-- Aim of the exercise --
Reproduce the entries below in full, word for word.

-- Information given --
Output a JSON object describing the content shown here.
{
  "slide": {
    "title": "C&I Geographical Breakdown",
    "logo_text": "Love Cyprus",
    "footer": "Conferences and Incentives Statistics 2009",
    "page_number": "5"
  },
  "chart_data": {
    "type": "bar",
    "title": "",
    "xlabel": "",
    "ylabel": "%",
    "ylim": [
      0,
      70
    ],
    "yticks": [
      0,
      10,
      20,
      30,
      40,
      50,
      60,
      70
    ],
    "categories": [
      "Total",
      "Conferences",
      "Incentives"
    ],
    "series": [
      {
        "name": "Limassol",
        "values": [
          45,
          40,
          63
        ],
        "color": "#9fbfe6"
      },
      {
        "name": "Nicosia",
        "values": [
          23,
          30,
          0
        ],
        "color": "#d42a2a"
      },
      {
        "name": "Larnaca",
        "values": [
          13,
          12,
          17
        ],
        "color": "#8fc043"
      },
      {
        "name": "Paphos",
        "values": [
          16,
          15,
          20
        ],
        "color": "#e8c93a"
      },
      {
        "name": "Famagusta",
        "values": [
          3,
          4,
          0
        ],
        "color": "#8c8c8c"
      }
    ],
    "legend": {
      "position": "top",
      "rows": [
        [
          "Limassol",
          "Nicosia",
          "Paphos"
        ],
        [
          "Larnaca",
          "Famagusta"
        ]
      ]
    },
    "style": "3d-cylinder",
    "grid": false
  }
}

-- Problem solution --
Output a JSON object describing the content shown here.
{
  "slide": {
    "title": "C&I Geographical Breakdown",
    "logo_text": "Love Cyprus",
    "footer": "Conferences and Incentives Statistics 2009",
    "page_number": "5"
  },
  "chart_data": {
    "type": "bar",
    "title": "",
    "xlabel": "",
    "ylabel": "%",
    "ylim": [
      0,
      70
    ],
    "yticks": [
      0,
      10,
      20,
      30,
      40,
      50,
      60,
      70
    ],
    "categories": [
      "Total",
      "Conferences",
      "Incentives"
    ],
    "series": [
      {
        "name": "Limassol",
        "values": [
          45,
          40,
          63
        ],
        "color": "#9fbfe6"
      },
      {
        "name": "Nicosia",
        "values": [
          23,
          30,
          0
        ],
        "color": "#d42a2a"
      },
      {
        "name": "Larnaca",
        "values": [
          13,
          12,
          17
        ],
        "color": "#8fc043"
      },
      {
        "name": "Paphos",
        "values": [
          16,
          15,
          20
        ],
        "color": "#e8c93a"
      },
      {
        "name": "Famagusta",
        "values": [
          3,
          4,
          0
        ],
        "color": "#8c8c8c"
      }
    ],
    "legend": {
      "position": "top",
      "rows": [
        [
          "Limassol",
          "Nicosia",
          "Paphos"
        ],
        [
          "Larnaca",
          "Famagusta"
        ]
      ]
    },
    "style": "3d-cylinder",
    "grid": false
  }
}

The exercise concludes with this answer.